• Set task: It is required that all of the data be written out exactly.

--- start ---

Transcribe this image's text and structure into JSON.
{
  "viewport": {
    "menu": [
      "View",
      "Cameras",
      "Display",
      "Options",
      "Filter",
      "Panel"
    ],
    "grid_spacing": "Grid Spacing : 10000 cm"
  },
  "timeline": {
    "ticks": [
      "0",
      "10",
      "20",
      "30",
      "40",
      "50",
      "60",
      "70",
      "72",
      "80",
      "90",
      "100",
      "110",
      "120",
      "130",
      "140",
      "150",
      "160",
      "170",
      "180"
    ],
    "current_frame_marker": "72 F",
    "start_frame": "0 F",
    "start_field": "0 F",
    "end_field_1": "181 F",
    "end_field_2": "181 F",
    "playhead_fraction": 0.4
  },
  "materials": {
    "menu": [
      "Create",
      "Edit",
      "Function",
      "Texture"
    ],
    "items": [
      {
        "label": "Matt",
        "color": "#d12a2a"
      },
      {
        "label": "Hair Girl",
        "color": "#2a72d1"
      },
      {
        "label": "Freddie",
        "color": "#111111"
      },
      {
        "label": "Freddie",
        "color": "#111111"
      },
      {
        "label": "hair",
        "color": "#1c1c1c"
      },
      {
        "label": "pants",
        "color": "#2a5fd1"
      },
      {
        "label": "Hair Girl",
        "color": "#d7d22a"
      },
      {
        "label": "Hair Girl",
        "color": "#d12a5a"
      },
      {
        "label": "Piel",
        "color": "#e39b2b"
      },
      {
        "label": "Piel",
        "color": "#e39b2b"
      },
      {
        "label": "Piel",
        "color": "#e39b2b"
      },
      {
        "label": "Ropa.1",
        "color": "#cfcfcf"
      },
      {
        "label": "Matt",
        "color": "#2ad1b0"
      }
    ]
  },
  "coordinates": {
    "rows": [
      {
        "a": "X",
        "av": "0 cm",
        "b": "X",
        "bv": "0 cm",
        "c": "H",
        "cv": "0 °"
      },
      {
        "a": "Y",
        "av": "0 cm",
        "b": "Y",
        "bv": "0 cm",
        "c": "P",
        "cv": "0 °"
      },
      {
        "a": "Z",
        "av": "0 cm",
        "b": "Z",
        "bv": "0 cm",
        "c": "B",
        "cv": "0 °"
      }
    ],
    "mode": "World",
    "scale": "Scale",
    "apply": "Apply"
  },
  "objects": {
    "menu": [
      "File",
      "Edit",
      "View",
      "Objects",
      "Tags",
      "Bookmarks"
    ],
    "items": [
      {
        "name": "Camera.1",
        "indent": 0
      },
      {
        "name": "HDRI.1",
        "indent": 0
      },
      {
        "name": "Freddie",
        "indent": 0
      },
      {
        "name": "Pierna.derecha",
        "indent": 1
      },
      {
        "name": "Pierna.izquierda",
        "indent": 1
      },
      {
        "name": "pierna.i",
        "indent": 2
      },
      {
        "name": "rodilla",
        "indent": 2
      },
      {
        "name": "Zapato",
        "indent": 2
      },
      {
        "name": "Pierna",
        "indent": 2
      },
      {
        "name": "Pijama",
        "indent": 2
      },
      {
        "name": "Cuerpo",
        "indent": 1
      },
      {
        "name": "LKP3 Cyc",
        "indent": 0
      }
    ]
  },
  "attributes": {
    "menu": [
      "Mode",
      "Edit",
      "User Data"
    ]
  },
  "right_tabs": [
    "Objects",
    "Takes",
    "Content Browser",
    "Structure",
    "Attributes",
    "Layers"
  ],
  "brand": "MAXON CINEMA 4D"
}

--- end ---

• Answer for the task:
Transcribe this image's text and structure into JSON.
{
  "viewport": {
    "menu": [
      "View",
      "Cameras",
      "Display",
      "Options",
      "Filter",
      "Panel"
    ],
    "grid_spacing": "Grid Spacing : 10000 cm"
  },
  "timeline": {
    "ticks": [
      "0",
      "10",
      "20",
      "30",
      "40",
      "50",
      "60",
      "70",
      "72",
      "80",
      "90",
      "100",
      "110",
      "120",
      "130",
      "140",
      "150",
      "160",
      "170",
      "180"
    ],
    "current_frame_marker": "72 F",
    "start_frame": "0 F",
    "start_field": "0 F",
    "end_field_1": "181 F",
    "end_field_2": "181 F",
    "playhead_fraction": 0.4
  },
  "materials": {
    "menu": [
      "Create",
      "Edit",
      "Function",
      "Texture"
    ],
    "items": [
      {
        "label": "Matt",
        "color": "#d12a2a"
      },
      {
        "label": "Hair Girl",
        "color": "#2a72d1"
      },
      {
        "label": "Freddie",
        "color": "#111111"
      },
      {
        "label": "Freddie",
        "color": "#111111"
      },
      {
        "label": "hair",
        "color": "#1c1c1c"
      },
      {
        "label": "pants",
        "color": "#2a5fd1"
      },
      {
        "label": "Hair Girl",
        "color": "#d7d22a"
      },
      {
        "label": "Hair Girl",
        "color": "#d12a5a"
      },
      {
        "label": "Piel",
        "color": "#e39b2b"
      },
      {
        "label": "Piel",
        "color": "#e39b2b"
      },
      {
        "label": "Piel",
        "color": "#e39b2b"
      },
      {
        "label": "Ropa.1",
        "color": "#cfcfcf"
      },
      {
        "label": "Matt",
        "color": "#2ad1b0"
      }
    ]
  },
  "coordinates": {
    "rows": [
      {
        "a": "X",
        "av": "0 cm",
        "b": "X",
        "bv": "0 cm",
        "c": "H",
        "cv": "0 °"
      },
      {
        "a": "Y",
        "av": "0 cm",
        "b": "Y",
        "bv": "0 cm",
        "c": "P",
        "cv": "0 °"
      },
      {
        "a": "Z",
        "av": "0 cm",
        "b": "Z",
        "bv": "0 cm",
        "c": "B",
        "cv": "0 °"
      }
    ],
    "mode": "World",
    "scale": "Scale",
    "apply": "Apply"
  },
  "objects": {
    "menu": [
      "File",
      "Edit",
      "View",
      "Objects",
      "Tags",
      "Bookmarks"
    ],
    "items": [
      {
        "name": "Camera.1",
        "indent": 0
      },
      {
        "name": "HDRI.1",
        "indent": 0
      },
      {
        "name": "Freddie",
        "indent": 0
      },
      {
        "name": "Pierna.derecha",
        "indent": 1
      },
      {
        "name": "Pierna.izquierda",
        "indent": 1
      },
      {
        "name": "pierna.i",
        "indent": 2
      },
      {
        "name": "rodilla",
        "indent": 2
      },
      {
        "name": "Zapato",
        "indent": 2
      },
      {
        "name": "Pierna",
        "indent": 2
      },
      {
        "name": "Pijama",
        "indent": 2
      },
      {
        "name": "Cuerpo",
        "indent": 1
      },
      {
        "name": "LKP3 Cyc",
        "indent": 0
      }
    ]
  },
  "attributes": {
    "menu": [
      "Mode",
      "Edit",
      "User Data"
    ]
  },
  "right_tabs": [
    "Objects",
    "Takes",
    "Content Browser",
    "Structure",
    "Attributes",
    "Layers"
  ],
  "brand": "MAXON CINEMA 4D"
}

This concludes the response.